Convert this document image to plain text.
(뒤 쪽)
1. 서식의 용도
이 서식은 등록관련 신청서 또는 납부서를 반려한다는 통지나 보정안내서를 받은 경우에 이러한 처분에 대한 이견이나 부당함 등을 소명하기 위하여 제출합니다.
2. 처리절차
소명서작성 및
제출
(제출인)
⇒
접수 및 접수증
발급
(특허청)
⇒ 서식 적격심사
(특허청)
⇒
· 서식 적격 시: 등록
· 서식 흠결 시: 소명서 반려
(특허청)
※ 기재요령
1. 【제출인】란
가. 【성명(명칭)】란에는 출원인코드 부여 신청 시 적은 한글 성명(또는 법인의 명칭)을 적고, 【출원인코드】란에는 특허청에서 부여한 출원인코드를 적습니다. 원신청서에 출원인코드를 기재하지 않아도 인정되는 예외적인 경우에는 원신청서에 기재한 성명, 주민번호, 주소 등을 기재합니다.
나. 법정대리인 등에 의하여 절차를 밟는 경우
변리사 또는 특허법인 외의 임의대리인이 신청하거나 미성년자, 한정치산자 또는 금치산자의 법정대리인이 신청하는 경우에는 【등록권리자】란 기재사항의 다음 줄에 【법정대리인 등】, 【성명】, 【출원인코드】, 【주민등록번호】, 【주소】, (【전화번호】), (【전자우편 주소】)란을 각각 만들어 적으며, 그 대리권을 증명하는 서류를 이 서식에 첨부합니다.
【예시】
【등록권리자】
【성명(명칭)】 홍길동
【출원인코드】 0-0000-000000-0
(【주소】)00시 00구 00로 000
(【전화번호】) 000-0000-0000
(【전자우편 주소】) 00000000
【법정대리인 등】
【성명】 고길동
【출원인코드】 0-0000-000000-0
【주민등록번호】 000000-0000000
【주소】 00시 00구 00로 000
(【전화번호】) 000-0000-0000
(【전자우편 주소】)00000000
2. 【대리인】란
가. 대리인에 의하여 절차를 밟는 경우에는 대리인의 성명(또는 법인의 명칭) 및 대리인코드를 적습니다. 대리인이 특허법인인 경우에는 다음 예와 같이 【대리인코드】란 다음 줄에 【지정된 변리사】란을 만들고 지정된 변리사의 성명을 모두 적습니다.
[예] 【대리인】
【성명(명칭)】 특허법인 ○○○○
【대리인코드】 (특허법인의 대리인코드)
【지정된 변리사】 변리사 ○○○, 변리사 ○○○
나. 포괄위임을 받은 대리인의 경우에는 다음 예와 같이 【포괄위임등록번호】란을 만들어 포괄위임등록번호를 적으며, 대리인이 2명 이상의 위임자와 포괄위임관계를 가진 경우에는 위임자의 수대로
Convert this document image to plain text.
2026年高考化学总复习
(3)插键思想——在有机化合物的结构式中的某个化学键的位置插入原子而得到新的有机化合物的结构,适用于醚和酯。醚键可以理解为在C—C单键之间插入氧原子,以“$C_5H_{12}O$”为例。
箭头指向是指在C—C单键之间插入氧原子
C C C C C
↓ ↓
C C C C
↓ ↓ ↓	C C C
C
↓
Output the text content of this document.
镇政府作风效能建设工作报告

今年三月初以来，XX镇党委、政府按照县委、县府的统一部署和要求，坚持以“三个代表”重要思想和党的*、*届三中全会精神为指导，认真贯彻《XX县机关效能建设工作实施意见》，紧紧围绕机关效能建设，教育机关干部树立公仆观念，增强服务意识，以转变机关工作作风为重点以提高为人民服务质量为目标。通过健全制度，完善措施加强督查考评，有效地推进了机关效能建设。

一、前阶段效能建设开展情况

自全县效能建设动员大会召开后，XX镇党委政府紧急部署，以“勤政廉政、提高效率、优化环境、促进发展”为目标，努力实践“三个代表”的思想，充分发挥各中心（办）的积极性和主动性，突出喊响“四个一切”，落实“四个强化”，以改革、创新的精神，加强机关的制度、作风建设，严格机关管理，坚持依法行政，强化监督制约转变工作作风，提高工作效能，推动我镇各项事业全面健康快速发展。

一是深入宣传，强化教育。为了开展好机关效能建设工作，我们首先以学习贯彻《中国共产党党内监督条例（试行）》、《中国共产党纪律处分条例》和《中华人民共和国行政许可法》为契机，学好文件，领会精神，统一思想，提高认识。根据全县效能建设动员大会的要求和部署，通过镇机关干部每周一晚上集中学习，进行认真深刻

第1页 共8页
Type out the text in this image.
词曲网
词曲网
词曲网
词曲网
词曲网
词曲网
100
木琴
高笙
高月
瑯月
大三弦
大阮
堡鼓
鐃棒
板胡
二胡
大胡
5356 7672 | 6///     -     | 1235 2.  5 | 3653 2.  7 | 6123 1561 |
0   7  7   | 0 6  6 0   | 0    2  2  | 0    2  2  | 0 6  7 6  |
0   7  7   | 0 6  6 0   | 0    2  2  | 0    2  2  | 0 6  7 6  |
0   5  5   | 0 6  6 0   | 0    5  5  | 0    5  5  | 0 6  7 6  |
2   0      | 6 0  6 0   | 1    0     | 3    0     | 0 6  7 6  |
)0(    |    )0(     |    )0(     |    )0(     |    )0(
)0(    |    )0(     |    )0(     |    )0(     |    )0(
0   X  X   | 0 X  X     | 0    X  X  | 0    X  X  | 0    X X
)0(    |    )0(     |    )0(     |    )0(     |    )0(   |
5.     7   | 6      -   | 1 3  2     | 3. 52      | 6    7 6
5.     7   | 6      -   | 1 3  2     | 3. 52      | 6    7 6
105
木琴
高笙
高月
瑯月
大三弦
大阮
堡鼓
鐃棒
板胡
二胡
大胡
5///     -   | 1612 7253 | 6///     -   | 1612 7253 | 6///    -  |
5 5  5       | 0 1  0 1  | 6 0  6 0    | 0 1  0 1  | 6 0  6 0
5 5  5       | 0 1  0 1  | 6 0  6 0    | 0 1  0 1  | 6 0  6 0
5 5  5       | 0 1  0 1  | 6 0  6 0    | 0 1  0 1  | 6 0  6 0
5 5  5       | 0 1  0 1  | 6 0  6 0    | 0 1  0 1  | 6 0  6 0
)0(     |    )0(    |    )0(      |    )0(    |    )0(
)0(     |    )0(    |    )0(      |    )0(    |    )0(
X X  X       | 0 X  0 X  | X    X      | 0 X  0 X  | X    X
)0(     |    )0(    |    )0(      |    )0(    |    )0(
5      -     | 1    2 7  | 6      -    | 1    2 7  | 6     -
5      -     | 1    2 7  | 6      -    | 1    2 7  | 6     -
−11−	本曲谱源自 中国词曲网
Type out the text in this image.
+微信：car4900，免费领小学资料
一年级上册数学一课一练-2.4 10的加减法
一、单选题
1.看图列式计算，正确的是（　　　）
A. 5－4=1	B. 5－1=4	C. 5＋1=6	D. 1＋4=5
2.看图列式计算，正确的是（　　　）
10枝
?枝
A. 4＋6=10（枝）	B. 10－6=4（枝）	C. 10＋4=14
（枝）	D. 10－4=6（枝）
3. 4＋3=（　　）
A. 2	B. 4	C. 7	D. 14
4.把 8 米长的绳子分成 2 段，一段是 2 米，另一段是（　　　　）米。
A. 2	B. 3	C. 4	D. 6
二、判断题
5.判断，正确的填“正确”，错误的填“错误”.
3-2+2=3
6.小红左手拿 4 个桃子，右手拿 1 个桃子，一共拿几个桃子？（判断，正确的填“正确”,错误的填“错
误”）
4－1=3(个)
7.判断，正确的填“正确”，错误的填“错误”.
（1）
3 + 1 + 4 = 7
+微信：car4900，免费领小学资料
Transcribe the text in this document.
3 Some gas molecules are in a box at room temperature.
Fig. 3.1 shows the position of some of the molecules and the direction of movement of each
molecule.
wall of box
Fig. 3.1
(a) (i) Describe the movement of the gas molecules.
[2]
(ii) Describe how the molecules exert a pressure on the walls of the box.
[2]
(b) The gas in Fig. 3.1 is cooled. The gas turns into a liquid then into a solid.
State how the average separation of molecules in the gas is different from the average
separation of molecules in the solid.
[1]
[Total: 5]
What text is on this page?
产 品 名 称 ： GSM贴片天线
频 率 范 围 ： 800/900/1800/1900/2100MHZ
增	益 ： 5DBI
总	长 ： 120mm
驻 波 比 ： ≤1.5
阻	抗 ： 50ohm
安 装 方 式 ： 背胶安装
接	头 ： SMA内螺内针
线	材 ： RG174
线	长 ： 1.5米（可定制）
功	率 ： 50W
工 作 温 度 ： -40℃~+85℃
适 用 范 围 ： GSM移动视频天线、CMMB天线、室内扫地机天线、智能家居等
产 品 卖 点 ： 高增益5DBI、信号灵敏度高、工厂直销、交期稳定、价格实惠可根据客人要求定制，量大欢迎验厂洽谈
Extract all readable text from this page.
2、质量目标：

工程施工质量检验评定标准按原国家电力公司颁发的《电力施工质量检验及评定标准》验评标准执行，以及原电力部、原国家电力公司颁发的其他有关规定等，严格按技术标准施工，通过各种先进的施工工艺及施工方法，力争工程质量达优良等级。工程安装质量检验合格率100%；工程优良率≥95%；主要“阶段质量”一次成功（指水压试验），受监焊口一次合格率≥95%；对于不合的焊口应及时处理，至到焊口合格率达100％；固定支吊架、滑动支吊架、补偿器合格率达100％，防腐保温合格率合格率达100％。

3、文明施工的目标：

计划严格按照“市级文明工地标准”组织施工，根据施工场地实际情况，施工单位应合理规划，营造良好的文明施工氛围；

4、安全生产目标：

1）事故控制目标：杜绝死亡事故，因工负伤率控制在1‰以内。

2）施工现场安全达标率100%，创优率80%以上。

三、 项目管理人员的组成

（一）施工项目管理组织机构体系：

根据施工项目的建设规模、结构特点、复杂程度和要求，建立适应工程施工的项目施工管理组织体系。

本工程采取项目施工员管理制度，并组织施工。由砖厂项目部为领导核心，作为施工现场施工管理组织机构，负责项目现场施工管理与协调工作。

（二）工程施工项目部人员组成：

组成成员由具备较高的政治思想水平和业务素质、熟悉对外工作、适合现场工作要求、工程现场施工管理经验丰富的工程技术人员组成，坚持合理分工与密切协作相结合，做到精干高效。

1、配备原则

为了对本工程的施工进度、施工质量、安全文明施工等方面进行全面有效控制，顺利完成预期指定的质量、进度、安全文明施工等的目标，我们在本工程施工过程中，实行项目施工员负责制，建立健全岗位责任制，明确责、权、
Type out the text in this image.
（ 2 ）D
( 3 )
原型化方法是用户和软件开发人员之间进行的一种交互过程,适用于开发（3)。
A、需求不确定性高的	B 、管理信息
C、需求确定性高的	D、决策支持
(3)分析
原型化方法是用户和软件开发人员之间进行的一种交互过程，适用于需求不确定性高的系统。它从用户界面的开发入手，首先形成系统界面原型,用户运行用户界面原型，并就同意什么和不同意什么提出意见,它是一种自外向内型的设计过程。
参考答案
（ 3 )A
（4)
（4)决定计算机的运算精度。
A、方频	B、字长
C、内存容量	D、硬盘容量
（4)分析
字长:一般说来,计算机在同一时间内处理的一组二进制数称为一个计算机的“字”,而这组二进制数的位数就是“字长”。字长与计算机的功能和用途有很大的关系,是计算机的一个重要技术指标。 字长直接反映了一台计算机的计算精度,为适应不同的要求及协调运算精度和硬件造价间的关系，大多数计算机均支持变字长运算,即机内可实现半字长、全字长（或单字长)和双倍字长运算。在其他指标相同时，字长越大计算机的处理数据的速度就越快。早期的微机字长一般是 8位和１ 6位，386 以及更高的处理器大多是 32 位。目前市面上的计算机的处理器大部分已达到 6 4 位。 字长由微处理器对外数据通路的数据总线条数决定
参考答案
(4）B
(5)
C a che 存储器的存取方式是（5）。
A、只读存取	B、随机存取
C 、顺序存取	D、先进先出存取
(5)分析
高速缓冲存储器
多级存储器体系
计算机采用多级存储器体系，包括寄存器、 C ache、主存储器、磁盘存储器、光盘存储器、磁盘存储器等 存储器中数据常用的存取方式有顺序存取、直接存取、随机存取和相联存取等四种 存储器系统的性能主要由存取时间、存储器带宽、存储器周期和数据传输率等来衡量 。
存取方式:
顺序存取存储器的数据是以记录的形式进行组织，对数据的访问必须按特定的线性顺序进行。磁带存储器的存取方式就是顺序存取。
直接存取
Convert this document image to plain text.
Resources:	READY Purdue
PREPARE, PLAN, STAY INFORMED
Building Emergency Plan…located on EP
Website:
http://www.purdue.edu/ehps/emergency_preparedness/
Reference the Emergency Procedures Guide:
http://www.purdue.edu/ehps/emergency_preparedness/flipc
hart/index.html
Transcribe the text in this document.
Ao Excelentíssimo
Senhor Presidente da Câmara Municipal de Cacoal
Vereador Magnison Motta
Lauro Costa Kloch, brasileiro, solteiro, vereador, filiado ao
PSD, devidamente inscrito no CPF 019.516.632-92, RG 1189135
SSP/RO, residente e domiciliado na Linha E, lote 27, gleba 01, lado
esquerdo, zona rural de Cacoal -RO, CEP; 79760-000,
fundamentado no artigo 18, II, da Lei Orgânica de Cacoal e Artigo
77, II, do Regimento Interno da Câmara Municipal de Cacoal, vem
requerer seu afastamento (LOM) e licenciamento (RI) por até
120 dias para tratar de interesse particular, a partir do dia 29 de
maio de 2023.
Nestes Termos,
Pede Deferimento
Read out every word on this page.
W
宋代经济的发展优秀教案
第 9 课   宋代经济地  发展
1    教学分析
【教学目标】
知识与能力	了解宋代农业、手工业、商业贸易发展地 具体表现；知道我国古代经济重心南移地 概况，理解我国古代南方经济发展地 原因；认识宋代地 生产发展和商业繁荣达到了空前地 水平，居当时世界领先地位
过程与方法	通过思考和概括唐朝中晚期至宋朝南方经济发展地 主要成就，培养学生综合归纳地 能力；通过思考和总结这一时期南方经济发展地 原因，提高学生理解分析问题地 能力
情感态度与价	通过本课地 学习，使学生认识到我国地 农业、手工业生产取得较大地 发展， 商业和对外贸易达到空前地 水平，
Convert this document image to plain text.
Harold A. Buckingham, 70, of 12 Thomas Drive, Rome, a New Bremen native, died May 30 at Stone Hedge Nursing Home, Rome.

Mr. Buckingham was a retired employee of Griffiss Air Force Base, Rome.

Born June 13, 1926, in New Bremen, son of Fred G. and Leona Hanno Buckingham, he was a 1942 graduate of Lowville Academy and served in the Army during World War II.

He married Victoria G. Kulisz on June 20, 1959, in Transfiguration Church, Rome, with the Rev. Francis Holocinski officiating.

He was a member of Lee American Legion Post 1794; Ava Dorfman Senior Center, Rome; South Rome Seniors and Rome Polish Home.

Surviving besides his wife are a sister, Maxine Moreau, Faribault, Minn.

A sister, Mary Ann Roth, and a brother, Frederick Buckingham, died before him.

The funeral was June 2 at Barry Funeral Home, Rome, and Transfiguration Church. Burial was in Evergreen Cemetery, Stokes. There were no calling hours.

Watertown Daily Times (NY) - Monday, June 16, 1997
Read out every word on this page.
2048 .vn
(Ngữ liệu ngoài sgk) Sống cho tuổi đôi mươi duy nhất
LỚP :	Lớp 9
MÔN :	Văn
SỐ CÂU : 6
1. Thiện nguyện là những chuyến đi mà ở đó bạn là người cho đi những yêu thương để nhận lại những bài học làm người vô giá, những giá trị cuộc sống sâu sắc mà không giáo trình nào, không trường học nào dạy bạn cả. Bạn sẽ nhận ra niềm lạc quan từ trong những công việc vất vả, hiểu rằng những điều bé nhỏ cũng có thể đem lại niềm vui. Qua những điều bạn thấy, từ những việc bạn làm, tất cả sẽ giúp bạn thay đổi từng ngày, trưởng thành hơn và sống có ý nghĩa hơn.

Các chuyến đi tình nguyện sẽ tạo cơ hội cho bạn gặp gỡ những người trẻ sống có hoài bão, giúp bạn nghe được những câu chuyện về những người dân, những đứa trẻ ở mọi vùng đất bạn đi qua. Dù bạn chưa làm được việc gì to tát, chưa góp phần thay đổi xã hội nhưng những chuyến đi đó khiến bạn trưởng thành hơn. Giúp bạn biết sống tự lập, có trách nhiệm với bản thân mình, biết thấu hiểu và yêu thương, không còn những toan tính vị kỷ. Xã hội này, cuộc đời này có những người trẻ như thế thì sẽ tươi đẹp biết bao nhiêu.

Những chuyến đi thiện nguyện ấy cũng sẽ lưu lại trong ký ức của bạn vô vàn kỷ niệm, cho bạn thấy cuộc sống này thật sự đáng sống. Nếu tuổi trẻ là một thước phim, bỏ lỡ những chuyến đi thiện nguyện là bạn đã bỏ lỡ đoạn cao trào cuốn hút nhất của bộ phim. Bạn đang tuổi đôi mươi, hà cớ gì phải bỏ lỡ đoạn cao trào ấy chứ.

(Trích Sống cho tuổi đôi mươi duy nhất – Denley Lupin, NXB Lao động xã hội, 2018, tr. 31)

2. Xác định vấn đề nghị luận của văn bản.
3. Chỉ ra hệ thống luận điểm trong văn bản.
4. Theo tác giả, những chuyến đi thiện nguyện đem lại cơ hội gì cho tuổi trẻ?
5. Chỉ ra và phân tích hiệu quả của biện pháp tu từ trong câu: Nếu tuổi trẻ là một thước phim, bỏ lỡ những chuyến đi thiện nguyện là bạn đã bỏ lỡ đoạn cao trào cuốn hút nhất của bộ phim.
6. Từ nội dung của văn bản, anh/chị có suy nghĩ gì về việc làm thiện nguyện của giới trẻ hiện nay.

□ □ □

| What needs to be done |
Determine how many lines in the listing above hold the string "대리인코드", then write only the number.

| Solution |
2